* [Task material]:
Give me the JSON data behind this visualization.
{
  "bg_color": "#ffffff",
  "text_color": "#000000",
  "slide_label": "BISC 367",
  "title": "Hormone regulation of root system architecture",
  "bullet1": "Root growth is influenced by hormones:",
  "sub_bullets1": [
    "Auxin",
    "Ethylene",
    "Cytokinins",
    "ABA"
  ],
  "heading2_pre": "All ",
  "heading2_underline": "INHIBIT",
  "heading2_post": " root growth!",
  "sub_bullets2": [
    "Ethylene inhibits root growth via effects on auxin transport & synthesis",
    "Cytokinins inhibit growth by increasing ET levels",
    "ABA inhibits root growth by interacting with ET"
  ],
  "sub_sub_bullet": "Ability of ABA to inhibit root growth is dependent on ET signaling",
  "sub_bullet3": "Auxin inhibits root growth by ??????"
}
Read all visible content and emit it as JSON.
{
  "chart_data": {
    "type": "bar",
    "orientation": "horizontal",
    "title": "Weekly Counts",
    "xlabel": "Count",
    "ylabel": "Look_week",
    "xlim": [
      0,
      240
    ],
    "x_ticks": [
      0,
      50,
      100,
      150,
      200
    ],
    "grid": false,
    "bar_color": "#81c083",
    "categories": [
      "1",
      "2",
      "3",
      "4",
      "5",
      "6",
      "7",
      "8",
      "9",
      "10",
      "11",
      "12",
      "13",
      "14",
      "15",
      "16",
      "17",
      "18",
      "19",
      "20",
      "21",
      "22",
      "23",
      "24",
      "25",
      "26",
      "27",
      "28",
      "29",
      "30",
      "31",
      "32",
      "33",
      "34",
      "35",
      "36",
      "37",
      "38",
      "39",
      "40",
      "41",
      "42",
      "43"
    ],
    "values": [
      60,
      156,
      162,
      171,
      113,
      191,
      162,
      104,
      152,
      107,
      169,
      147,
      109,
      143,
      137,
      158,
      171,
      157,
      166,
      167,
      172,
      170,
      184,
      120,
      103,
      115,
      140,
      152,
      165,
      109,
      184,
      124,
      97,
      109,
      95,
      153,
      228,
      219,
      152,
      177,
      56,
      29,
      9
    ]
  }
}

...

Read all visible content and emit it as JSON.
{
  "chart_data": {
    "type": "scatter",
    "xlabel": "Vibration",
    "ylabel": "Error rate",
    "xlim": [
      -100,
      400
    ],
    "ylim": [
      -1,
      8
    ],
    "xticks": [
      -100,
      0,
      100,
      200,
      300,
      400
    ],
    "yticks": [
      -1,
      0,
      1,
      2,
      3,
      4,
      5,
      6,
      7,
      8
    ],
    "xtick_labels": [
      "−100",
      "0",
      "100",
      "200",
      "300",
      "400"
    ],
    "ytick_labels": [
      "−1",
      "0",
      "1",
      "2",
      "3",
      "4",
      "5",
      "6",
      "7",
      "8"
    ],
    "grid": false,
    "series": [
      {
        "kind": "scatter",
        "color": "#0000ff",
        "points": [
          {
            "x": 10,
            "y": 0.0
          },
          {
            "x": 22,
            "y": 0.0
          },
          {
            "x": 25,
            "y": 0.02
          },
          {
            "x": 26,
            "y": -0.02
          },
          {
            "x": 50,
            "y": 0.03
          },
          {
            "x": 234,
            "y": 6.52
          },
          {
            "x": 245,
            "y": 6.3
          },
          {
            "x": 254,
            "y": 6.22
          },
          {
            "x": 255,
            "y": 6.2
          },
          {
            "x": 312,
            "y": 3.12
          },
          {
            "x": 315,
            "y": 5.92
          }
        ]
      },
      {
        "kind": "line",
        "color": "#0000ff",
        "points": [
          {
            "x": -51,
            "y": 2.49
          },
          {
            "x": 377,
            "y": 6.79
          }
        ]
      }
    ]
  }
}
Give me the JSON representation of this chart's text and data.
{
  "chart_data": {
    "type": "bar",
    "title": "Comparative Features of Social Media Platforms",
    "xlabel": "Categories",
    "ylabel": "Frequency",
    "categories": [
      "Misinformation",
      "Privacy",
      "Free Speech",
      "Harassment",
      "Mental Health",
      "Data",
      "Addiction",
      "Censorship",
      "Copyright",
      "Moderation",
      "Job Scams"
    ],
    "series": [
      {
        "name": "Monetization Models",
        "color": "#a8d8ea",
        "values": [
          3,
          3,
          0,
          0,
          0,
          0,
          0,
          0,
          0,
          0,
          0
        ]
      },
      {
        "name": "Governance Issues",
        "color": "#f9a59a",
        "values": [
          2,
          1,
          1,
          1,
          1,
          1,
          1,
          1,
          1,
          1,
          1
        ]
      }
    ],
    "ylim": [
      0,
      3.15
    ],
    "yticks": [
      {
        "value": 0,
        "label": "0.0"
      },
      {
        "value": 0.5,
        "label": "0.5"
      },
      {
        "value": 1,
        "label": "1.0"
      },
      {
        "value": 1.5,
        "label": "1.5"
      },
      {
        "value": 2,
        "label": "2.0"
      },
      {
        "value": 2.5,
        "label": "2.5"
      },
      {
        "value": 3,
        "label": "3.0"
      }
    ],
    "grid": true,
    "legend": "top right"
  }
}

* [Task to complete]: State how many lines include the string "ylabel". Give no other information.

* [Task response]: 3